Written problem:
Copy each line that contains the string "name".

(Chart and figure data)
(begin)
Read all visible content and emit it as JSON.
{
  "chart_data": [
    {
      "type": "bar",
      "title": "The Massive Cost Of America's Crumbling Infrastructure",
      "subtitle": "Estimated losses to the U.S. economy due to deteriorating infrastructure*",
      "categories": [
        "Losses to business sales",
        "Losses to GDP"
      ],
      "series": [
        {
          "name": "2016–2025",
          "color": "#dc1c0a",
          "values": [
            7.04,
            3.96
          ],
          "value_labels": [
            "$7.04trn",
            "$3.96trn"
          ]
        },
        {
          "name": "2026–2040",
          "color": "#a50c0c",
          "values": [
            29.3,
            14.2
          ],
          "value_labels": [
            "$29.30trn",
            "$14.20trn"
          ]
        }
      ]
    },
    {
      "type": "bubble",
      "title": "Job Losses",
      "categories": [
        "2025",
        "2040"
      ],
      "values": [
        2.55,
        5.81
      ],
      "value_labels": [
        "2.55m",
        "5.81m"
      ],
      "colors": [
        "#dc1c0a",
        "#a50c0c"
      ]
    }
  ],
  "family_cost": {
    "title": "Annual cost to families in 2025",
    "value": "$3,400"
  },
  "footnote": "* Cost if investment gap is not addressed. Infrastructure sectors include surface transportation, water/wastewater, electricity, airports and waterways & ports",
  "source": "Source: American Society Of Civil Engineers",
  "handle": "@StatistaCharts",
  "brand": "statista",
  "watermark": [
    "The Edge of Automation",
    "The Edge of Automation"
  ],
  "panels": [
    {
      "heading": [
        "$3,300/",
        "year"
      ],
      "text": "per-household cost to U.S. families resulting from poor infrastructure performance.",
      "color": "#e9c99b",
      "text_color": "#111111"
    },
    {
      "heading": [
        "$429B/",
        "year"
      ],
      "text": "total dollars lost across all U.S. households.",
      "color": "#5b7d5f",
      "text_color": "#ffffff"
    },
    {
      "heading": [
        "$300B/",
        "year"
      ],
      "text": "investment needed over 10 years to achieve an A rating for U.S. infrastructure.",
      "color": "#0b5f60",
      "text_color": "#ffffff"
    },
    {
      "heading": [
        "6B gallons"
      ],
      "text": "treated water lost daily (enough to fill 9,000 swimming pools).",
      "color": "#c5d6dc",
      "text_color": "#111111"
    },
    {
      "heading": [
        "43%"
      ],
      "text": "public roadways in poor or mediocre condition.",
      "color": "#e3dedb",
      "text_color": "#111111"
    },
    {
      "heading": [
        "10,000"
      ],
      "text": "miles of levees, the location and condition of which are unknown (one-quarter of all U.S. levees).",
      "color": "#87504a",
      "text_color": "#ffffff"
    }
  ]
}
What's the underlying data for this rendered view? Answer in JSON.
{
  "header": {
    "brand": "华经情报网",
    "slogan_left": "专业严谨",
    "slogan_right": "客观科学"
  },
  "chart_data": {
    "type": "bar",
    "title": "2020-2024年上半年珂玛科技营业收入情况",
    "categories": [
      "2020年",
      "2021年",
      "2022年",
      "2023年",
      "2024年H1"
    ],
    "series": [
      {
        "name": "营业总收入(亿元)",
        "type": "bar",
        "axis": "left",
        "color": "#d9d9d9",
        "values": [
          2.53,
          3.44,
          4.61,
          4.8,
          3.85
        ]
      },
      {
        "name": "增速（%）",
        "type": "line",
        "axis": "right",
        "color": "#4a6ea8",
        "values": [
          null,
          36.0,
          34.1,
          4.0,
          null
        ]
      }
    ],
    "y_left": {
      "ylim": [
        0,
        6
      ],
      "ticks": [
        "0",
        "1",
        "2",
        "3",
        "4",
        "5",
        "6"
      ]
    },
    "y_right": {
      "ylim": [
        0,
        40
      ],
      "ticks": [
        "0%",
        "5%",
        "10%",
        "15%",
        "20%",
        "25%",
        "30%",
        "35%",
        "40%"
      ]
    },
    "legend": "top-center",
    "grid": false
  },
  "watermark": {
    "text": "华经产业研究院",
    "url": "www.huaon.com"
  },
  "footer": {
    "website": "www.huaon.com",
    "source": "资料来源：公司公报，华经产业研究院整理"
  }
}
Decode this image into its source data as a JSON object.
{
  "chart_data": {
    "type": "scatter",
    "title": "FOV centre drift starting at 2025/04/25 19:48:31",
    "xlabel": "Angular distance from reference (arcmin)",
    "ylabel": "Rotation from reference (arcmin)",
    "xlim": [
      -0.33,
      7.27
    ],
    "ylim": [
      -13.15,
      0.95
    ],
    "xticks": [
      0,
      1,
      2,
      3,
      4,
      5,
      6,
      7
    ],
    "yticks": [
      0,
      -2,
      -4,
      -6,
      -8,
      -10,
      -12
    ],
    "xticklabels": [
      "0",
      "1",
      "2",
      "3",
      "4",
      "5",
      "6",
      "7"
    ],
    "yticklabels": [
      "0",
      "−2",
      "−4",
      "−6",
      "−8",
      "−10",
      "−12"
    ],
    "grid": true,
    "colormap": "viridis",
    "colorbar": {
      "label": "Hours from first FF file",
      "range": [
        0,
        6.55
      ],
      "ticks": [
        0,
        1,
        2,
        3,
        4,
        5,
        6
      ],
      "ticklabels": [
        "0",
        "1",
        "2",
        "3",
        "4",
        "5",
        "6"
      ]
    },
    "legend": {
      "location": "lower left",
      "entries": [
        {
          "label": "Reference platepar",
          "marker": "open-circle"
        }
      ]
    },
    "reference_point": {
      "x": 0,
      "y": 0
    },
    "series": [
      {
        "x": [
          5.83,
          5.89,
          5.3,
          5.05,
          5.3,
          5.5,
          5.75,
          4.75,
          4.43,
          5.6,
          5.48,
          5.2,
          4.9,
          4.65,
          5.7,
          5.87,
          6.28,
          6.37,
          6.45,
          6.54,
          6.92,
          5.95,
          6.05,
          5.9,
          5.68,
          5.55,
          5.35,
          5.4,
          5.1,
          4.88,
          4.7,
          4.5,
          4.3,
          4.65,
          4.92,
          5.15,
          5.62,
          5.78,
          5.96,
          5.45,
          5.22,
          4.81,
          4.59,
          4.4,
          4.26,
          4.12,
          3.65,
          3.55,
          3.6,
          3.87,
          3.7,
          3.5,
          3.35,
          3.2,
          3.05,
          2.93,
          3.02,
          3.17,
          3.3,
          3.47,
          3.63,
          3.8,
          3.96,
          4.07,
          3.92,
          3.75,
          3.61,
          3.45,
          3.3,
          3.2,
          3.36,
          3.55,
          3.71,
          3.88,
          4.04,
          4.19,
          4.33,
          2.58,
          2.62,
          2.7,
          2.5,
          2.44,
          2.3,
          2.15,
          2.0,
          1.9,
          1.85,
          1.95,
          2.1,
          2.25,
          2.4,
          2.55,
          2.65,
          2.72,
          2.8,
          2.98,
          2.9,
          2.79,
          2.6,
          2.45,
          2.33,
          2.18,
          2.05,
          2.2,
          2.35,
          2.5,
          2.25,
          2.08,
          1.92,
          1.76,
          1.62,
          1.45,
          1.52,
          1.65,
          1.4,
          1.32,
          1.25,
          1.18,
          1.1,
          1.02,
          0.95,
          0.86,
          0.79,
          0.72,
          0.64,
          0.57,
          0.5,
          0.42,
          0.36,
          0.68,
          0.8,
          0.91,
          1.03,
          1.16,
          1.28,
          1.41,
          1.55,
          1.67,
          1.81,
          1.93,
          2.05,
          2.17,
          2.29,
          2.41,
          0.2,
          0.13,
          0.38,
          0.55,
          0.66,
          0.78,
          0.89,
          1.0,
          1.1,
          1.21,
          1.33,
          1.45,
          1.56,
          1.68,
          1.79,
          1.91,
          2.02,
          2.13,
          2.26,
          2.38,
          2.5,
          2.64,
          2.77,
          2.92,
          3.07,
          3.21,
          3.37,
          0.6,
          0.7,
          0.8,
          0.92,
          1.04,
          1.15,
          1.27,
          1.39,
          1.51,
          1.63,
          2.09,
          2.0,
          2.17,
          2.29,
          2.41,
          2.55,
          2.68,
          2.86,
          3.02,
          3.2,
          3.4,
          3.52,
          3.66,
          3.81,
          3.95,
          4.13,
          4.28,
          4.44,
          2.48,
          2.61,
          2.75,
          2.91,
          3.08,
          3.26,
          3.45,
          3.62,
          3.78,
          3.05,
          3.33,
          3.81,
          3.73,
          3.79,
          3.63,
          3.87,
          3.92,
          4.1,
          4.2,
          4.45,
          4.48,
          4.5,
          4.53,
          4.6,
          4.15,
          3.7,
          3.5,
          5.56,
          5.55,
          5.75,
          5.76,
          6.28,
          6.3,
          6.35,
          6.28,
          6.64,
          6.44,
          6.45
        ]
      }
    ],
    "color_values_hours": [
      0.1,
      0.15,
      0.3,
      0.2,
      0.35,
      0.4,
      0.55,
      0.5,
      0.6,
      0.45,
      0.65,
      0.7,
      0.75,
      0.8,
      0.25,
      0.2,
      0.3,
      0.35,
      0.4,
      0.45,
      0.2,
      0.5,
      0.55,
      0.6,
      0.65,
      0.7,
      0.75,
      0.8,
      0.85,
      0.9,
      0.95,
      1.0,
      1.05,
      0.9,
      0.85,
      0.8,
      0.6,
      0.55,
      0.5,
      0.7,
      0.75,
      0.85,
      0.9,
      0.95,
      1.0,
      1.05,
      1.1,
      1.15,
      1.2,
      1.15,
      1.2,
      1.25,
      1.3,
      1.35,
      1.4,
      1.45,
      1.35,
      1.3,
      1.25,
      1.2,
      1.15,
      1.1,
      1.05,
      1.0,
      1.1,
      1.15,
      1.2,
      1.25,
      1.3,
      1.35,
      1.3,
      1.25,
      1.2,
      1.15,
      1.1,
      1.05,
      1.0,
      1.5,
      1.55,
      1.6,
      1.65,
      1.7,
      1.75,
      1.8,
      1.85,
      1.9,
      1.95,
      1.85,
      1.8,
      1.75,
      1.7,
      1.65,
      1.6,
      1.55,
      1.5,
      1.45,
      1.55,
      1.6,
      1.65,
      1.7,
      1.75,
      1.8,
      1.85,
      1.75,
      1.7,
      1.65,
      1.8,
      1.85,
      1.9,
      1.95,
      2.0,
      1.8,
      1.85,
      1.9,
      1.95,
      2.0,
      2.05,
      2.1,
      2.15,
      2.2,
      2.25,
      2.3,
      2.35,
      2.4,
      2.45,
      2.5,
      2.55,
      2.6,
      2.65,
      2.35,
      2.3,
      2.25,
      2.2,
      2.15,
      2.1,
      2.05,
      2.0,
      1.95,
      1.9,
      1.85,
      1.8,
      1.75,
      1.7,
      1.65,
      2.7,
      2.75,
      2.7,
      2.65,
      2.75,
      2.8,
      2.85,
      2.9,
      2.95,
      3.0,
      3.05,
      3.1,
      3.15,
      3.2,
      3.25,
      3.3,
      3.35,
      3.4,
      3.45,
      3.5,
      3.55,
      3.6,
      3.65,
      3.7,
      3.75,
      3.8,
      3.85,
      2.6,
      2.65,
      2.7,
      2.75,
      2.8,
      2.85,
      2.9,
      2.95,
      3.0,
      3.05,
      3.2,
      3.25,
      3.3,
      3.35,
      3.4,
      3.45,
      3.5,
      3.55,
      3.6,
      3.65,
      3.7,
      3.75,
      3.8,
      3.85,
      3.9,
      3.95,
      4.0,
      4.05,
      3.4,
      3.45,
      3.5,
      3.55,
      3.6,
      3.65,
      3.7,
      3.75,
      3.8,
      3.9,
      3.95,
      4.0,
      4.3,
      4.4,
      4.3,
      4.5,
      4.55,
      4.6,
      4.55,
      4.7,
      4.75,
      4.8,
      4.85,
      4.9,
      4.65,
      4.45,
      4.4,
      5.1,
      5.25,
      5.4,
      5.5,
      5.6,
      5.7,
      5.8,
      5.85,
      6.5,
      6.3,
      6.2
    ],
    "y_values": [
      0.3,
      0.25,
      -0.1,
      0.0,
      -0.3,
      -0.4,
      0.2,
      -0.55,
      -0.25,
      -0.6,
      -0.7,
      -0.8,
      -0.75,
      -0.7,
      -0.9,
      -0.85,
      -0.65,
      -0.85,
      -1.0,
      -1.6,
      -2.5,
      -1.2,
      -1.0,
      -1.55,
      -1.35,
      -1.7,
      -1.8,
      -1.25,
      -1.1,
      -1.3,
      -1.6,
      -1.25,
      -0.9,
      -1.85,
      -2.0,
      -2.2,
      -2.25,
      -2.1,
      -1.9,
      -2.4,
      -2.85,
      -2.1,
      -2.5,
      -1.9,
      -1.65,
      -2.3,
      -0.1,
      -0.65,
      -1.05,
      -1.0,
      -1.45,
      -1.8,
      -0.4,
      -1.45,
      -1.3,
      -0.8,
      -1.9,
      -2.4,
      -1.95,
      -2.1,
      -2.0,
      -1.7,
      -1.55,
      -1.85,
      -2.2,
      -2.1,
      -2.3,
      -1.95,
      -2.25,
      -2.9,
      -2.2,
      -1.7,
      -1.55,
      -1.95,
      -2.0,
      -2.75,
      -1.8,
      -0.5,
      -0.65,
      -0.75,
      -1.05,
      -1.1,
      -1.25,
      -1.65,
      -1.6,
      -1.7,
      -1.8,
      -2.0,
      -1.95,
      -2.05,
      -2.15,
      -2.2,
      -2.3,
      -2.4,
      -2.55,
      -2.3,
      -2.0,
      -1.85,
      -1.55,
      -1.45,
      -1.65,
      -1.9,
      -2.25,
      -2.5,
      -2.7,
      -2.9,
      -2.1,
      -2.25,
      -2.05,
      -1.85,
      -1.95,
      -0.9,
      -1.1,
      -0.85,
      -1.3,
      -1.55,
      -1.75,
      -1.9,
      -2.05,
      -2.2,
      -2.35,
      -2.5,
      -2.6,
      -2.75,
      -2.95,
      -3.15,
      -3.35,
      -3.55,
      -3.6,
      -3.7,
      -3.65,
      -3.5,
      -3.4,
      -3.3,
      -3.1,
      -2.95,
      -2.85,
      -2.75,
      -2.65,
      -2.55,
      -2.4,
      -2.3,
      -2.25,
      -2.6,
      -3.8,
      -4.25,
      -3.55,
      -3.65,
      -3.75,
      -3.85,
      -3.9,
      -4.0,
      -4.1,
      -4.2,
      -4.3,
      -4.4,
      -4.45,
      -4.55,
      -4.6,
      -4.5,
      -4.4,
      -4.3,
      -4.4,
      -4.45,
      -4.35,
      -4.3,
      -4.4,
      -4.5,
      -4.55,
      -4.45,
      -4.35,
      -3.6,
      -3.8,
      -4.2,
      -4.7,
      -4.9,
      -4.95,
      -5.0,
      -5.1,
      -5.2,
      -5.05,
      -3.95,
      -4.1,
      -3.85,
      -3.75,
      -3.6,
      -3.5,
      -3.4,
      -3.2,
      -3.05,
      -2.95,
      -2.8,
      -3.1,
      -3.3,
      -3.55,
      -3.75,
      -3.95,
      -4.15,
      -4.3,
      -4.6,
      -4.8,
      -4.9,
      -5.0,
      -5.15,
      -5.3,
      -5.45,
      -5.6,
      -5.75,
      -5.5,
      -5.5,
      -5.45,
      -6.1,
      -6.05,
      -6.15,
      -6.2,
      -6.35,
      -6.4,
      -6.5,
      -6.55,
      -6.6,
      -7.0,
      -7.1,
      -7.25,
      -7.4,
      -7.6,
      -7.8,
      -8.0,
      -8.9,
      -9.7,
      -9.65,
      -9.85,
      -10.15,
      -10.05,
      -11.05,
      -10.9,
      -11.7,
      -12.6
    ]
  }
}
(end)
Exercise output:
          "name": "2016–2025",
          "name": "2026–2040",
        "name": "营业总收入(亿元)",
        "name": "增速（%）",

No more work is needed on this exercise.